+++ Listing
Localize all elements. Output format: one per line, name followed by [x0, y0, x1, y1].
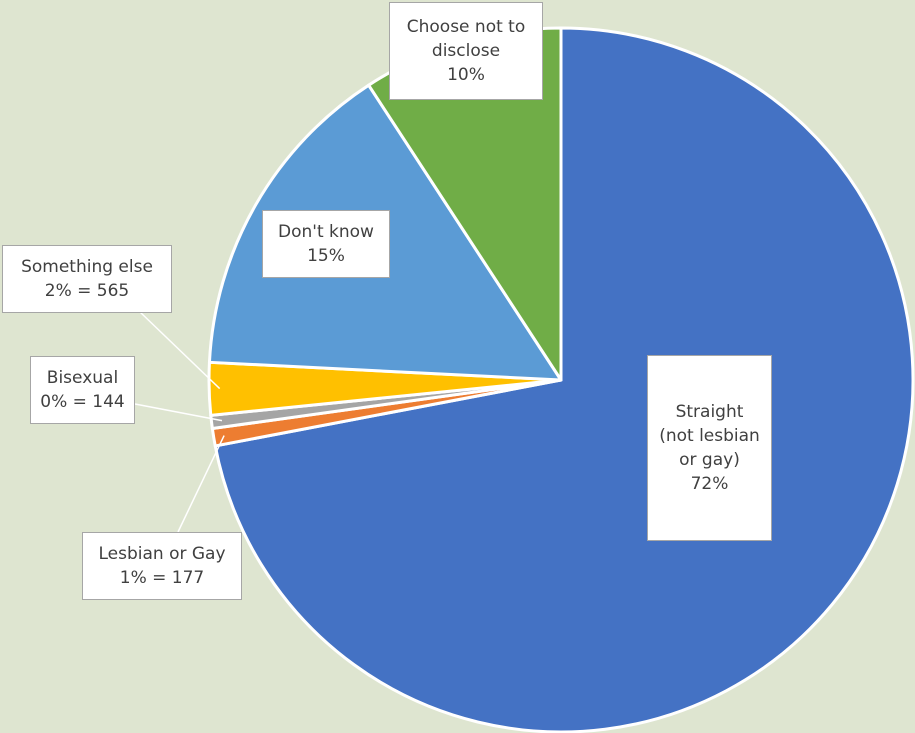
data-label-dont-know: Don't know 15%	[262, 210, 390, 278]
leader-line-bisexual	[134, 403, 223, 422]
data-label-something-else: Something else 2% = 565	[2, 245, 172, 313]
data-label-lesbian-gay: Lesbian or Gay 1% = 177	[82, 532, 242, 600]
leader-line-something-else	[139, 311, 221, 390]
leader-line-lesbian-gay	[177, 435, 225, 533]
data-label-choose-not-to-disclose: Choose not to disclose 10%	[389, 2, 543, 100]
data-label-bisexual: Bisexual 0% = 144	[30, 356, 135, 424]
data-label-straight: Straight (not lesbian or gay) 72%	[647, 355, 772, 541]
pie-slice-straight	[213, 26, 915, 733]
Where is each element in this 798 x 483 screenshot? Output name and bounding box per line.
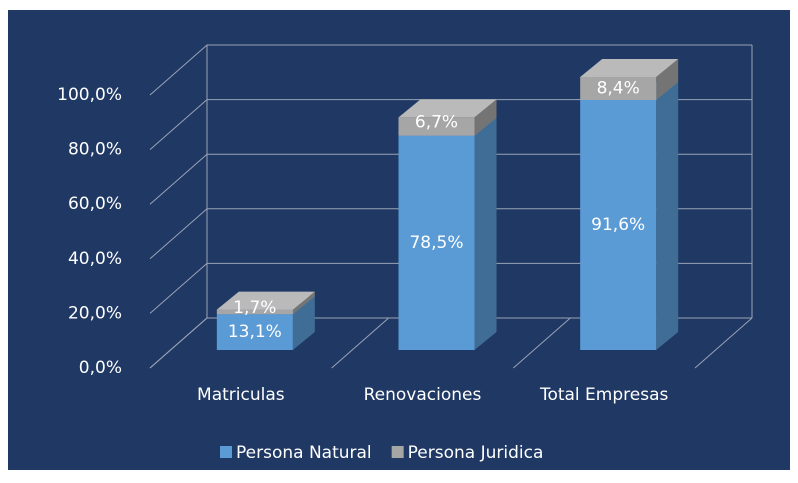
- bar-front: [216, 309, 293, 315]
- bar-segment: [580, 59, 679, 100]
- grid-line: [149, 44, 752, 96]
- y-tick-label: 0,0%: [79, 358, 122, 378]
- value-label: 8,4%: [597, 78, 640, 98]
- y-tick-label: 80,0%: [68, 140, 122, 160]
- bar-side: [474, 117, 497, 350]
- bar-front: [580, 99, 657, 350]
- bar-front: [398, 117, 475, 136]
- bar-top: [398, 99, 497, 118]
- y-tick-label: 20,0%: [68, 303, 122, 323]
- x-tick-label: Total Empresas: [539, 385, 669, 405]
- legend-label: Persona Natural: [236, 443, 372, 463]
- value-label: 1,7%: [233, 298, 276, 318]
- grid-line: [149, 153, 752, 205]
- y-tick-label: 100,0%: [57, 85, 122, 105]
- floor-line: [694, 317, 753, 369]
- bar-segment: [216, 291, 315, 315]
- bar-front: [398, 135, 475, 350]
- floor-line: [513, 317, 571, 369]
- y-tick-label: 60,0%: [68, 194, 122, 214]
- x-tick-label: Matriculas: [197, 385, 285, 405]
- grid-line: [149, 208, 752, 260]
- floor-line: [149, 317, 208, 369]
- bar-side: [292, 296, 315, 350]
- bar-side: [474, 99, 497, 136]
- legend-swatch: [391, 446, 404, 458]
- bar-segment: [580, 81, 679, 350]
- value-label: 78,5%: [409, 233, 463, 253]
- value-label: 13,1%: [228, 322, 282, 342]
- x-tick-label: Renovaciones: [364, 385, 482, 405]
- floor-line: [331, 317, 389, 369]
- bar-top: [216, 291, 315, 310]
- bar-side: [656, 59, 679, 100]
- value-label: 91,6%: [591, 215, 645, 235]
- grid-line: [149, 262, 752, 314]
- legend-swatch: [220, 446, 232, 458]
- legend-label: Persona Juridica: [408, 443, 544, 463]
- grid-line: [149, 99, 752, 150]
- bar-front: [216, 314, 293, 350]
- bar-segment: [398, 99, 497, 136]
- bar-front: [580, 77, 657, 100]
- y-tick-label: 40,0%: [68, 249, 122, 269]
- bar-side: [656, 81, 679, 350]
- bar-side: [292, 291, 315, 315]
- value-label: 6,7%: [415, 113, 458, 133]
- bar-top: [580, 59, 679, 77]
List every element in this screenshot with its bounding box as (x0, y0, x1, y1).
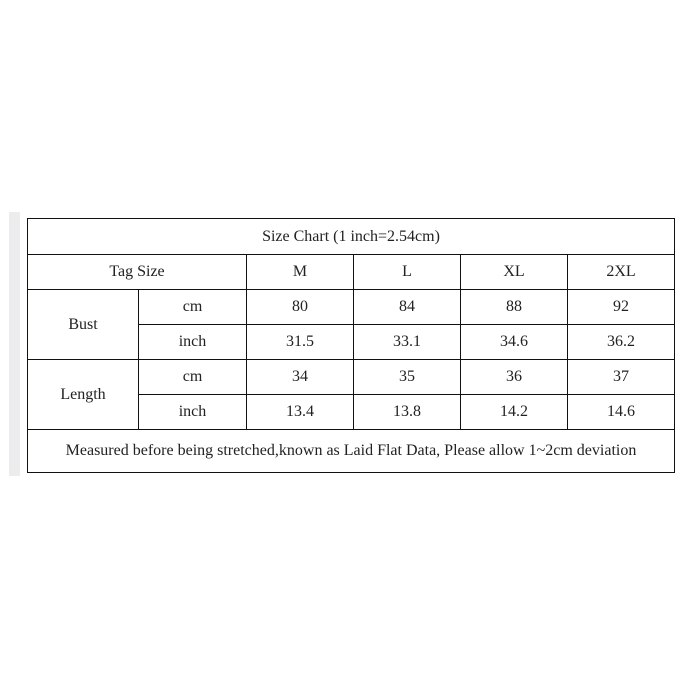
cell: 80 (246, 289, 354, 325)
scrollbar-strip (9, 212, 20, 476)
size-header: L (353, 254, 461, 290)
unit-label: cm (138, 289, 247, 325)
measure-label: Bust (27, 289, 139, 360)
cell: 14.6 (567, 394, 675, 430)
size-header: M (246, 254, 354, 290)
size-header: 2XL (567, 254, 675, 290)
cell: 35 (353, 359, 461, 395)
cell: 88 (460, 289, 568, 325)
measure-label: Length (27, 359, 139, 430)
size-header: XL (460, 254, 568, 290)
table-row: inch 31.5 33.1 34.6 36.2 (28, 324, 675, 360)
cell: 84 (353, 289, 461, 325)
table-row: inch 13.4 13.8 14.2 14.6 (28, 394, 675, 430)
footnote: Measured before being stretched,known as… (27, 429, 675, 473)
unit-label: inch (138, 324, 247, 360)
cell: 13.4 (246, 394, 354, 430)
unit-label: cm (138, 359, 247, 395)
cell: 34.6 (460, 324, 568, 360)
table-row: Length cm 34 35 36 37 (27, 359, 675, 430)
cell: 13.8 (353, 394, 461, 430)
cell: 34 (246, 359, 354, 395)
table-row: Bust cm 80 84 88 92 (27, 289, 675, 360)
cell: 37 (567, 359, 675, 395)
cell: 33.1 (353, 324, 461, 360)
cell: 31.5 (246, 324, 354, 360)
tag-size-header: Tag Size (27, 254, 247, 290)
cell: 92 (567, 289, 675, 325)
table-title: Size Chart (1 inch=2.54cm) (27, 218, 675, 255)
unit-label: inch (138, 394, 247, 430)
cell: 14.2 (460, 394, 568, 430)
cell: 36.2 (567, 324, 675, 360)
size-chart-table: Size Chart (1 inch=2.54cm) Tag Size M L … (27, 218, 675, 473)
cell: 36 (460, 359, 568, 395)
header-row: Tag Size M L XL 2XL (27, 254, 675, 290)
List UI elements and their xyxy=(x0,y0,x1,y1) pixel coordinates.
++++++
Copy out the lines from the one with "cell: 80 (246, 289, 354, 325)" up to and including the one with "cell: 35 (353, 359, 461, 395)", word for word.

cell: 80 (246, 289, 354, 325)
scrollbar-strip (9, 212, 20, 476)
size-header: L (353, 254, 461, 290)
unit-label: cm (138, 289, 247, 325)
measure-label: Bust (27, 289, 139, 360)
cell: 14.6 (567, 394, 675, 430)
size-header: M (246, 254, 354, 290)
size-header: 2XL (567, 254, 675, 290)
cell: 35 (353, 359, 461, 395)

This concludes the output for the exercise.